Data records
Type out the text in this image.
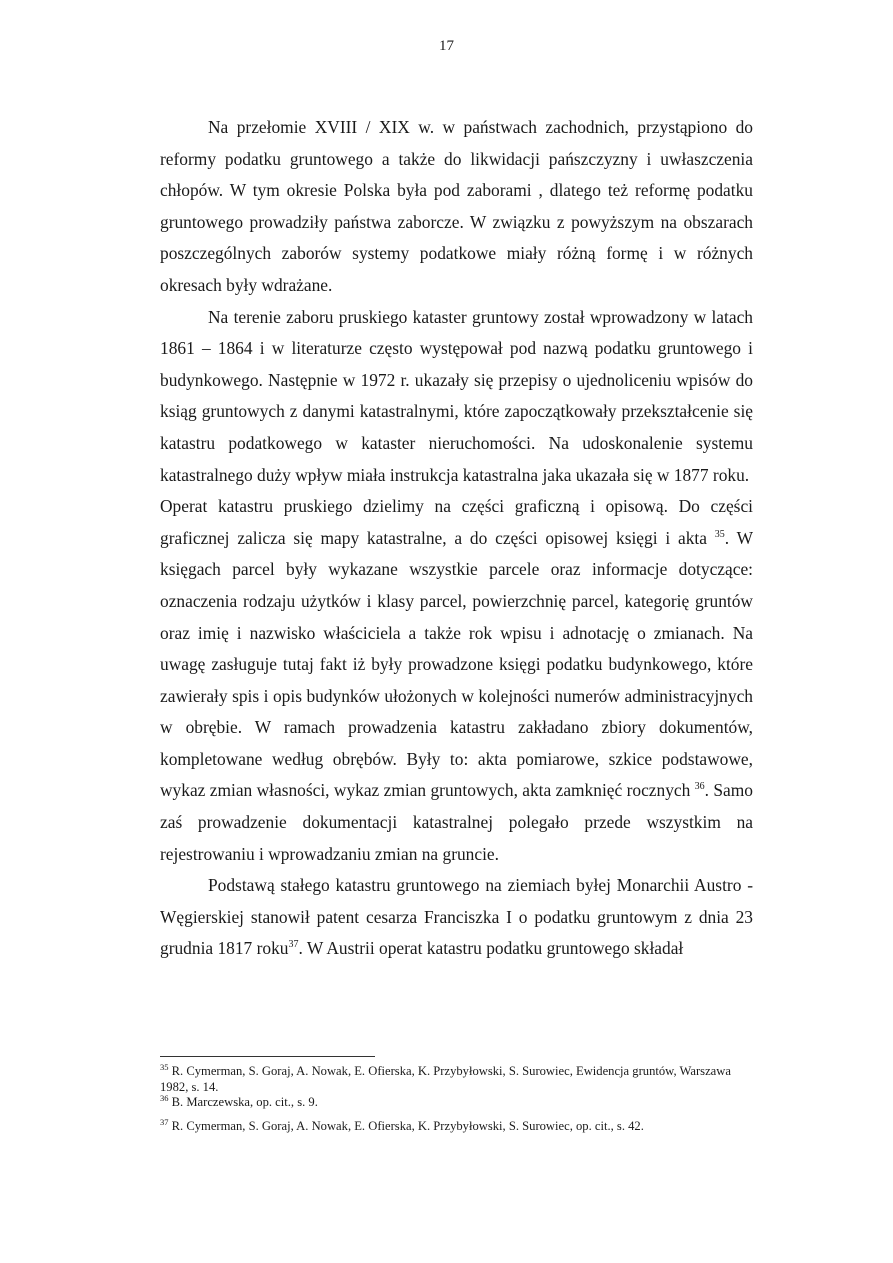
17

Na przełomie XVIII / XIX w. w państwach zachodnich, przystąpiono do reformy podatku gruntowego a także do likwidacji pańszczyzny i uwłaszczenia chłopów. W tym okresie Polska była pod zaborami , dlatego też reformę podatku gruntowego prowadziły państwa zaborcze. W związku z powyższym na obszarach poszczególnych zaborów systemy podatkowe miały różną formę i w różnych okresach były wdrażane.

Na terenie zaboru pruskiego kataster gruntowy został wprowadzony w latach 1861 – 1864 i w literaturze często występował pod nazwą podatku gruntowego i budynkowego. Następnie w 1972 r. ukazały się przepisy o ujednoliceniu wpisów do ksiąg gruntowych z danymi katastralnymi, które zapoczątkowały przekształcenie się katastru podatkowego w kataster nieruchomości. Na udoskonalenie systemu katastralnego duży wpływ miała instrukcja katastralna jaka ukazała się w 1877 roku.

Operat katastru pruskiego dzielimy na części graficzną i opisową. Do części graficznej zalicza się mapy katastralne, a do części opisowej księgi i akta $^{35}$. W księgach parcel były wykazane wszystkie parcele oraz informacje dotyczące: oznaczenia rodzaju użytków i klasy parcel, powierzchnię parcel, kategorię gruntów oraz imię i nazwisko właściciela a także rok wpisu i adnotację o zmianach. Na uwagę zasługuje tutaj fakt iż były prowadzone księgi podatku budynkowego, które zawierały spis i opis budynków ułożonych w kolejności numerów administracyjnych w obrębie. W ramach prowadzenia katastru zakładano zbiory dokumentów, kompletowane według obrębów. Były to: akta pomiarowe, szkice podstawowe, wykaz zmian własności, wykaz zmian gruntowych, akta zamknięć rocznych $^{36}$. Samo zaś prowadzenie dokumentacji katastralnej polegało przede wszystkim na rejestrowaniu i wprowadzaniu zmian na gruncie.

Podstawą stałego katastru gruntowego na ziemiach byłej Monarchii Austro - Węgierskiej stanowił patent cesarza Franciszka I o podatku gruntowym z dnia 23 grudnia 1817 roku$^{37}$. W Austrii operat katastru podatku gruntowego składał

$^{35}$ R. Cymerman, S. Goraj, A. Nowak, E. Ofierska, K. Przybyłowski, S. Surowiec, Ewidencja gruntów, Warszawa 1982, s. 14.

$^{36}$ B. Marczewska, op. cit., s. 9.

$^{37}$ R. Cymerman, S. Goraj, A. Nowak, E. Ofierska, K. Przybyłowski, S. Surowiec, op. cit., s. 42.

▶ What this task involves
Set each line of the records down exactly, leaving every picture out.

▶ The output
Type out the text in this image.
17

Na przełomie XVIII / XIX w. w państwach zachodnich, przystąpiono do reformy podatku gruntowego a także do likwidacji pańszczyzny i uwłaszczenia chłopów. W tym okresie Polska była pod zaborami , dlatego też reformę podatku gruntowego prowadziły państwa zaborcze. W związku z powyższym na obszarach poszczególnych zaborów systemy podatkowe miały różną formę i w różnych okresach były wdrażane.

Na terenie zaboru pruskiego kataster gruntowy został wprowadzony w latach 1861 – 1864 i w literaturze często występował pod nazwą podatku gruntowego i budynkowego. Następnie w 1972 r. ukazały się przepisy o ujednoliceniu wpisów do ksiąg gruntowych z danymi katastralnymi, które zapoczątkowały przekształcenie się katastru podatkowego w kataster nieruchomości. Na udoskonalenie systemu katastralnego duży wpływ miała instrukcja katastralna jaka ukazała się w 1877 roku.

Operat katastru pruskiego dzielimy na części graficzną i opisową. Do części graficznej zalicza się mapy katastralne, a do części opisowej księgi i akta $^{35}$. W księgach parcel były wykazane wszystkie parcele oraz informacje dotyczące: oznaczenia rodzaju użytków i klasy parcel, powierzchnię parcel, kategorię gruntów oraz imię i nazwisko właściciela a także rok wpisu i adnotację o zmianach. Na uwagę zasługuje tutaj fakt iż były prowadzone księgi podatku budynkowego, które zawierały spis i opis budynków ułożonych w kolejności numerów administracyjnych w obrębie. W ramach prowadzenia katastru zakładano zbiory dokumentów, kompletowane według obrębów. Były to: akta pomiarowe, szkice podstawowe, wykaz zmian własności, wykaz zmian gruntowych, akta zamknięć rocznych $^{36}$. Samo zaś prowadzenie dokumentacji katastralnej polegało przede wszystkim na rejestrowaniu i wprowadzaniu zmian na gruncie.

Podstawą stałego katastru gruntowego na ziemiach byłej Monarchii Austro - Węgierskiej stanowił patent cesarza Franciszka I o podatku gruntowym z dnia 23 grudnia 1817 roku$^{37}$. W Austrii operat katastru podatku gruntowego składał

$^{35}$ R. Cymerman, S. Goraj, A. Nowak, E. Ofierska, K. Przybyłowski, S. Surowiec, Ewidencja gruntów, Warszawa 1982, s. 14.

$^{36}$ B. Marczewska, op. cit., s. 9.

$^{37}$ R. Cymerman, S. Goraj, A. Nowak, E. Ofierska, K. Przybyłowski, S. Surowiec, op. cit., s. 42.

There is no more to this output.